Instruction: Pick out each line with the word "What" from the material that follows.
====== Supplied records
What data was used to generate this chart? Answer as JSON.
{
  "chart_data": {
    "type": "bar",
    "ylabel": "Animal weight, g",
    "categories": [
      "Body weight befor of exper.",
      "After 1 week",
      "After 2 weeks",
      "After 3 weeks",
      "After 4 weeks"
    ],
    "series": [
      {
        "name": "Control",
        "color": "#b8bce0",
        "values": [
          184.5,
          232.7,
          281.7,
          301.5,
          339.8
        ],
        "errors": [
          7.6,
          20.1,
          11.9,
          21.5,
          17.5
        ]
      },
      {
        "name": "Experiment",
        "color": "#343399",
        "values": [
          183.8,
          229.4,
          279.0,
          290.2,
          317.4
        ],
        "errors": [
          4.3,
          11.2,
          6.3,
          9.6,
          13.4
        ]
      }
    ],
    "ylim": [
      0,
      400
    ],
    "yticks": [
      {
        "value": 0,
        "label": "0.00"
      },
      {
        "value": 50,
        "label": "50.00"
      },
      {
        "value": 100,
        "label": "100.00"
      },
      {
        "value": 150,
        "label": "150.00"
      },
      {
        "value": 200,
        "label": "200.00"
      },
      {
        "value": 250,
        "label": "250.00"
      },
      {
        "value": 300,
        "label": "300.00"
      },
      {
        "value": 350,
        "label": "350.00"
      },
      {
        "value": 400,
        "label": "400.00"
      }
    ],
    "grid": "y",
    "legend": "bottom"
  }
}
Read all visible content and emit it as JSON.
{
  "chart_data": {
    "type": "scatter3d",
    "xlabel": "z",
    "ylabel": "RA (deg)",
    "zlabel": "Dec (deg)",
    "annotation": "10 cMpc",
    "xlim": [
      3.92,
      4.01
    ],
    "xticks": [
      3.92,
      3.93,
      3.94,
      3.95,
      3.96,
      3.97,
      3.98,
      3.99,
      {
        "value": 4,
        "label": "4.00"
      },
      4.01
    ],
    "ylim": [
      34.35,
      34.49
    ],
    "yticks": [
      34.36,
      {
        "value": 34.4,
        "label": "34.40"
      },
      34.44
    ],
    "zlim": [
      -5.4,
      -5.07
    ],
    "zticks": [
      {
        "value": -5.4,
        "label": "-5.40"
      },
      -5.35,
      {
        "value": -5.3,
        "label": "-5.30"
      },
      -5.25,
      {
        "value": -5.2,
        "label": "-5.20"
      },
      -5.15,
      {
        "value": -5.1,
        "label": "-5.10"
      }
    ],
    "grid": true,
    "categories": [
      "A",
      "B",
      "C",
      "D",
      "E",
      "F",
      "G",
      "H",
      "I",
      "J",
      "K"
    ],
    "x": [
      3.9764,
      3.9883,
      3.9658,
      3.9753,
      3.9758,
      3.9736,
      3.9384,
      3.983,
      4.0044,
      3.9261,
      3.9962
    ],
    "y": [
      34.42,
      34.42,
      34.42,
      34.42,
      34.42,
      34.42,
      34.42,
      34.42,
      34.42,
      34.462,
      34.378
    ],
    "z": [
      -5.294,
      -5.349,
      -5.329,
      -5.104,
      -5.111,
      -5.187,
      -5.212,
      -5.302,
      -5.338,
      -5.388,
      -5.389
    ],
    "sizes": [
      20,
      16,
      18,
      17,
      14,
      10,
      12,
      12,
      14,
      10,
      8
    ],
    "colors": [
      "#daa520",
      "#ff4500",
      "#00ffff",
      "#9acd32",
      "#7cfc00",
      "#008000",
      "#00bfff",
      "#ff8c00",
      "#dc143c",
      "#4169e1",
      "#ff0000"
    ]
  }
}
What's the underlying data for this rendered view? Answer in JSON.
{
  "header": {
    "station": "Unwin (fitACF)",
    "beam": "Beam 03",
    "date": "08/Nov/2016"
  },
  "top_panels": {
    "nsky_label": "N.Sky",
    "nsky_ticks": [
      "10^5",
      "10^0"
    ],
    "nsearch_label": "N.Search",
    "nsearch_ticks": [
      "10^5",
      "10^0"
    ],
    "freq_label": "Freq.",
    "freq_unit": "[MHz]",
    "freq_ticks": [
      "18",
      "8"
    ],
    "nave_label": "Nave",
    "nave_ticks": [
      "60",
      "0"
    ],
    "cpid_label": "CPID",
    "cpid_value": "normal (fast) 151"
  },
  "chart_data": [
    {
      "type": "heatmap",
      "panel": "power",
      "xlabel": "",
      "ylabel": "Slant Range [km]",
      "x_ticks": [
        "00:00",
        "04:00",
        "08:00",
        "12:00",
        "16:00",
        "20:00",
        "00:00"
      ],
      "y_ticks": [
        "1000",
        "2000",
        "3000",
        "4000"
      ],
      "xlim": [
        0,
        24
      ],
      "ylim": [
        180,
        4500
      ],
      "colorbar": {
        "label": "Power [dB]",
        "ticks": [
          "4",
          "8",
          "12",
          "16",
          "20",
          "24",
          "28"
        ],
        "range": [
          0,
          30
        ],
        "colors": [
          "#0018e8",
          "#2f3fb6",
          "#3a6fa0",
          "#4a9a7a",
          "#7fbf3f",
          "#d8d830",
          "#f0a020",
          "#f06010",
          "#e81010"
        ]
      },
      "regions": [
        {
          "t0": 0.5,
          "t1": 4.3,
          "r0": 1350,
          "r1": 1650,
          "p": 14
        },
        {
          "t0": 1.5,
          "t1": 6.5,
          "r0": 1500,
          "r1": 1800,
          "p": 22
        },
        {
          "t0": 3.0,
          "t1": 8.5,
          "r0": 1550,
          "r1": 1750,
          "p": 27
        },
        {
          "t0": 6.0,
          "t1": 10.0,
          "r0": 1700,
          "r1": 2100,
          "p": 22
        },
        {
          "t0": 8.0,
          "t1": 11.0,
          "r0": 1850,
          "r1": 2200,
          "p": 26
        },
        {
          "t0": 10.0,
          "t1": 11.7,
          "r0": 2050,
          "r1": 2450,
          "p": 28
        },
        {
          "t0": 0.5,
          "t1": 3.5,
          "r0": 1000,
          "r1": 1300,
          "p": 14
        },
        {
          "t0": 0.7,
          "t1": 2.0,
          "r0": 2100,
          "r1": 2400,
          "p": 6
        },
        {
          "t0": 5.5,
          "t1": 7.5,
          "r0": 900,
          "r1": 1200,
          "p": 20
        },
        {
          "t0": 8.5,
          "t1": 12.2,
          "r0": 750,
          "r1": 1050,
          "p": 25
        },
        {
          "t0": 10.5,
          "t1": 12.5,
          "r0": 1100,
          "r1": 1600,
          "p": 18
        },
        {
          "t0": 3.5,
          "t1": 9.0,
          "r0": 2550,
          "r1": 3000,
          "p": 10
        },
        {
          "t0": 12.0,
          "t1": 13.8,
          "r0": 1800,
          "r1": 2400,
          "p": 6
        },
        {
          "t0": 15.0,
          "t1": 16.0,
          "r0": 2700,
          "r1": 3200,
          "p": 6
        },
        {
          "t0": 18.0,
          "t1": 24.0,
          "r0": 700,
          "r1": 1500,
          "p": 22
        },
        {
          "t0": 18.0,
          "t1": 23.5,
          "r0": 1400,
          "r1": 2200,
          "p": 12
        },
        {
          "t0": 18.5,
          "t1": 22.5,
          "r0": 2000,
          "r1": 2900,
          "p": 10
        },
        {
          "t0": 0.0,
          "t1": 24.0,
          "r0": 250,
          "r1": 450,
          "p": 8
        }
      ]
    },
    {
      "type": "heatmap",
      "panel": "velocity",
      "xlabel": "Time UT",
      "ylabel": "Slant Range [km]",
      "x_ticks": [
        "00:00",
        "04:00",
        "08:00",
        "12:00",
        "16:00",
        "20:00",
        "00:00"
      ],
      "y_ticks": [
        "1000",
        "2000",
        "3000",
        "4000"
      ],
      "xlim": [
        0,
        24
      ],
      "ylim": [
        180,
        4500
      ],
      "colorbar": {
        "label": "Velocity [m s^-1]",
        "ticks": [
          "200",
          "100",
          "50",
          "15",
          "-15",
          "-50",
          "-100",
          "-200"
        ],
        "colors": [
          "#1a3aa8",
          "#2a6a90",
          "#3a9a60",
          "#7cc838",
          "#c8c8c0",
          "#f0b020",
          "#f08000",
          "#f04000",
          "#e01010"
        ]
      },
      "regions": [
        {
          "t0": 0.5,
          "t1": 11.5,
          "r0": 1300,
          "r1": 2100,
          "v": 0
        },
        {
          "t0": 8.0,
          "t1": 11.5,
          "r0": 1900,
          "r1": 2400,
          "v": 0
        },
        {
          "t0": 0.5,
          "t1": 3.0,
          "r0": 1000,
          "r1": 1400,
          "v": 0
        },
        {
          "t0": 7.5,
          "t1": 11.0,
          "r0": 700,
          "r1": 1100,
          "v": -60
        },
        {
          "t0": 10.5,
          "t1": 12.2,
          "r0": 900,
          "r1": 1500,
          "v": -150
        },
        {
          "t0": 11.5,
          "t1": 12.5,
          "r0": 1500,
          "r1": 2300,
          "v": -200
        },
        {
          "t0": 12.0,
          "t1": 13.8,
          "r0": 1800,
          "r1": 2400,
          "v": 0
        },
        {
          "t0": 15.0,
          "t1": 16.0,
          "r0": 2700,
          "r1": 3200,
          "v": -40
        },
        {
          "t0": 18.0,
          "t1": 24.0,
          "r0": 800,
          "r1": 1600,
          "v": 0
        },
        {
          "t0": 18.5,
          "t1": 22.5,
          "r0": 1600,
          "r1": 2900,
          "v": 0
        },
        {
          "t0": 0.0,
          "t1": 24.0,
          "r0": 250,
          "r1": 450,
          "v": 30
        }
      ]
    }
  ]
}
============
Written answer:
What data was used to generate this chart? Answer as JSON.
What's the underlying data for this rendered view? Answer in JSON.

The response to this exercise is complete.